** The request **
Copy all entries without alteration and skip the pictures they hold.

** Entries shown **
## begin
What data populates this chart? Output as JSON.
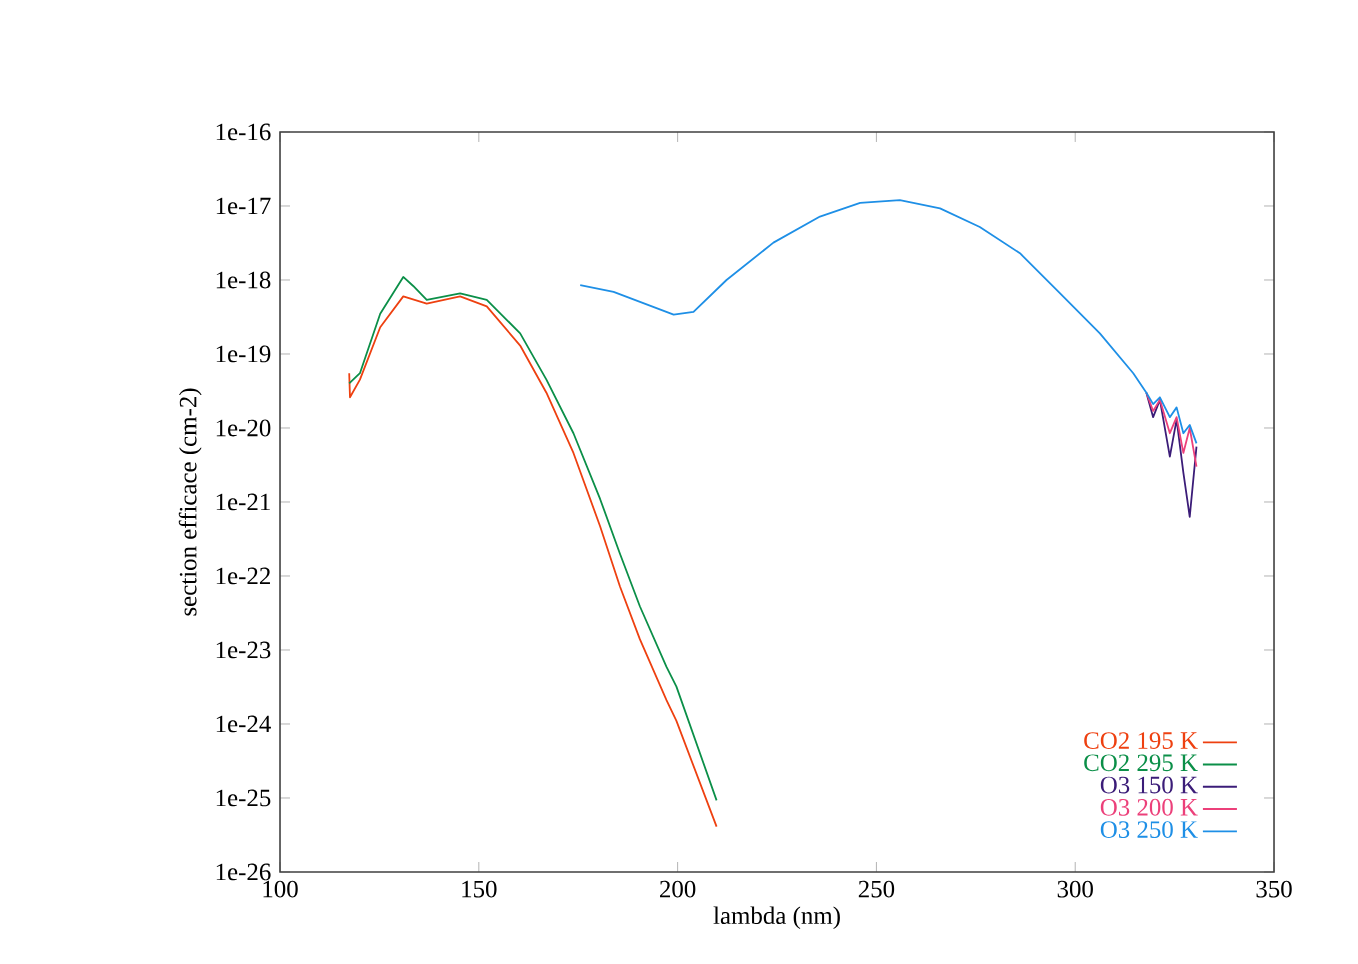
{
  "chart_data": {
    "type": "line",
    "xlabel": "lambda (nm)",
    "ylabel": "section efficace (cm-2)",
    "log": "y",
    "legend": "bottom right",
    "grid": false,
    "marker": "none",
    "line_style": "solid",
    "xlim": [
      100,
      350
    ],
    "xticks": [
      100,
      150,
      200,
      250,
      300,
      350
    ],
    "ylim": [
      1e-26,
      1e-16
    ],
    "yticks": [
      {
        "value": 1e-16,
        "label": "1e-16"
      },
      {
        "value": 1e-17,
        "label": "1e-17"
      },
      {
        "value": 1e-18,
        "label": "1e-18"
      },
      {
        "value": 1e-19,
        "label": "1e-19"
      },
      {
        "value": 1e-20,
        "label": "1e-20"
      },
      {
        "value": 1e-21,
        "label": "1e-21"
      },
      {
        "value": 1e-22,
        "label": "1e-22"
      },
      {
        "value": 1e-23,
        "label": "1e-23"
      },
      {
        "value": 1e-24,
        "label": "1e-24"
      },
      {
        "value": 1e-25,
        "label": "1e-25"
      },
      {
        "value": 1e-26,
        "label": "1e-26"
      }
    ],
    "series": [
      {
        "name": "CO2 195 K",
        "color": "#ee4010",
        "x": [
          117.4,
          117.6,
          120.1,
          125.2,
          131,
          136.9,
          145.3,
          152,
          160.4,
          167,
          173.8,
          180.5,
          185.5,
          190.5,
          197.2,
          199.7,
          209.8
        ],
        "values": [
          5.5e-20,
          2.6e-20,
          4.5e-20,
          2.3e-19,
          6e-19,
          4.8e-19,
          6e-19,
          4.4e-19,
          1.3e-19,
          3e-20,
          4.6e-21,
          4.7e-22,
          7.2e-23,
          1.4e-23,
          2.1e-24,
          1.1e-24,
          4.1e-26
        ]
      },
      {
        "name": "CO2 295 K",
        "color": "#0b8f48",
        "x": [
          117.4,
          120.1,
          125.2,
          131,
          133.5,
          136.9,
          145.3,
          152,
          160.4,
          167,
          173.8,
          180.5,
          185.5,
          190.5,
          197.2,
          199.7,
          209.8
        ],
        "values": [
          4e-20,
          5.5e-20,
          3.5e-19,
          1.1e-18,
          8.3e-19,
          5.4e-19,
          6.6e-19,
          5.4e-19,
          1.9e-19,
          4.5e-20,
          8.5e-21,
          1.1e-21,
          2e-22,
          3.9e-23,
          5.9e-24,
          3.2e-24,
          9.3e-26
        ]
      },
      {
        "name": "O3 150 K",
        "color": "#3b1c78",
        "x": [
          317.9,
          319.6,
          321.3,
          323.8,
          325.5,
          327.2,
          328.8,
          330.5
        ],
        "values": [
          3e-20,
          1.4e-20,
          2.4e-20,
          4.1e-21,
          1.3e-20,
          2.5e-21,
          6.3e-22,
          5.6e-21
        ]
      },
      {
        "name": "O3 200 K",
        "color": "#ec407a",
        "x": [
          317.9,
          319.6,
          321.3,
          323.8,
          325.5,
          327.2,
          328.8,
          330.5
        ],
        "values": [
          3e-20,
          1.7e-20,
          2.4e-20,
          8.5e-21,
          1.4e-20,
          4.6e-21,
          1e-20,
          3e-21
        ]
      },
      {
        "name": "O3 250 K",
        "color": "#1e8fe6",
        "x": [
          175.5,
          183.9,
          199,
          204,
          212.3,
          224.1,
          235.8,
          245.9,
          255.9,
          266,
          276,
          286.1,
          296.2,
          306.2,
          314.6,
          317.9,
          319.6,
          321.3,
          323.8,
          325.5,
          327.2,
          328.8,
          330.5
        ],
        "values": [
          8.5e-19,
          6.9e-19,
          3.4e-19,
          3.7e-19,
          1e-18,
          3.2e-18,
          7.2e-18,
          1.1e-17,
          1.2e-17,
          9.3e-18,
          5.2e-18,
          2.3e-18,
          6.6e-19,
          1.9e-19,
          5.5e-20,
          3e-20,
          2.1e-20,
          2.6e-20,
          1.4e-20,
          1.9e-20,
          8.5e-21,
          1.1e-20,
          6.2e-21
        ]
      }
    ]
  }
}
## end
** Correct output **
What data populates this chart? Output as JSON.
{
  "chart_data": {
    "type": "line",
    "xlabel": "lambda (nm)",
    "ylabel": "section efficace (cm-2)",
    "log": "y",
    "legend": "bottom right",
    "grid": false,
    "marker": "none",
    "line_style": "solid",
    "xlim": [
      100,
      350
    ],
    "xticks": [
      100,
      150,
      200,
      250,
      300,
      350
    ],
    "ylim": [
      1e-26,
      1e-16
    ],
    "yticks": [
      {
        "value": 1e-16,
        "label": "1e-16"
      },
      {
        "value": 1e-17,
        "label": "1e-17"
      },
      {
        "value": 1e-18,
        "label": "1e-18"
      },
      {
        "value": 1e-19,
        "label": "1e-19"
      },
      {
        "value": 1e-20,
        "label": "1e-20"
      },
      {
        "value": 1e-21,
        "label": "1e-21"
      },
      {
        "value": 1e-22,
        "label": "1e-22"
      },
      {
        "value": 1e-23,
        "label": "1e-23"
      },
      {
        "value": 1e-24,
        "label": "1e-24"
      },
      {
        "value": 1e-25,
        "label": "1e-25"
      },
      {
        "value": 1e-26,
        "label": "1e-26"
      }
    ],
    "series": [
      {
        "name": "CO2 195 K",
        "color": "#ee4010",
        "x": [
          117.4,
          117.6,
          120.1,
          125.2,
          131,
          136.9,
          145.3,
          152,
          160.4,
          167,
          173.8,
          180.5,
          185.5,
          190.5,
          197.2,
          199.7,
          209.8
        ],
        "values": [
          5.5e-20,
          2.6e-20,
          4.5e-20,
          2.3e-19,
          6e-19,
          4.8e-19,
          6e-19,
          4.4e-19,
          1.3e-19,
          3e-20,
          4.6e-21,
          4.7e-22,
          7.2e-23,
          1.4e-23,
          2.1e-24,
          1.1e-24,
          4.1e-26
        ]
      },
      {
        "name": "CO2 295 K",
        "color": "#0b8f48",
        "x": [
          117.4,
          120.1,
          125.2,
          131,
          133.5,
          136.9,
          145.3,
          152,
          160.4,
          167,
          173.8,
          180.5,
          185.5,
          190.5,
          197.2,
          199.7,
          209.8
        ],
        "values": [
          4e-20,
          5.5e-20,
          3.5e-19,
          1.1e-18,
          8.3e-19,
          5.4e-19,
          6.6e-19,
          5.4e-19,
          1.9e-19,
          4.5e-20,
          8.5e-21,
          1.1e-21,
          2e-22,
          3.9e-23,
          5.9e-24,
          3.2e-24,
          9.3e-26
        ]
      },
      {
        "name": "O3 150 K",
        "color": "#3b1c78",
        "x": [
          317.9,
          319.6,
          321.3,
          323.8,
          325.5,
          327.2,
          328.8,
          330.5
        ],
        "values": [
          3e-20,
          1.4e-20,
          2.4e-20,
          4.1e-21,
          1.3e-20,
          2.5e-21,
          6.3e-22,
          5.6e-21
        ]
      },
      {
        "name": "O3 200 K",
        "color": "#ec407a",
        "x": [
          317.9,
          319.6,
          321.3,
          323.8,
          325.5,
          327.2,
          328.8,
          330.5
        ],
        "values": [
          3e-20,
          1.7e-20,
          2.4e-20,
          8.5e-21,
          1.4e-20,
          4.6e-21,
          1e-20,
          3e-21
        ]
      },
      {
        "name": "O3 250 K",
        "color": "#1e8fe6",
        "x": [
          175.5,
          183.9,
          199,
          204,
          212.3,
          224.1,
          235.8,
          245.9,
          255.9,
          266,
          276,
          286.1,
          296.2,
          306.2,
          314.6,
          317.9,
          319.6,
          321.3,
          323.8,
          325.5,
          327.2,
          328.8,
          330.5
        ],
        "values": [
          8.5e-19,
          6.9e-19,
          3.4e-19,
          3.7e-19,
          1e-18,
          3.2e-18,
          7.2e-18,
          1.1e-17,
          1.2e-17,
          9.3e-18,
          5.2e-18,
          2.3e-18,
          6.6e-19,
          1.9e-19,
          5.5e-20,
          3e-20,
          2.1e-20,
          2.6e-20,
          1.4e-20,
          1.9e-20,
          8.5e-21,
          1.1e-20,
          6.2e-21
        ]
      }
    ]
  }
}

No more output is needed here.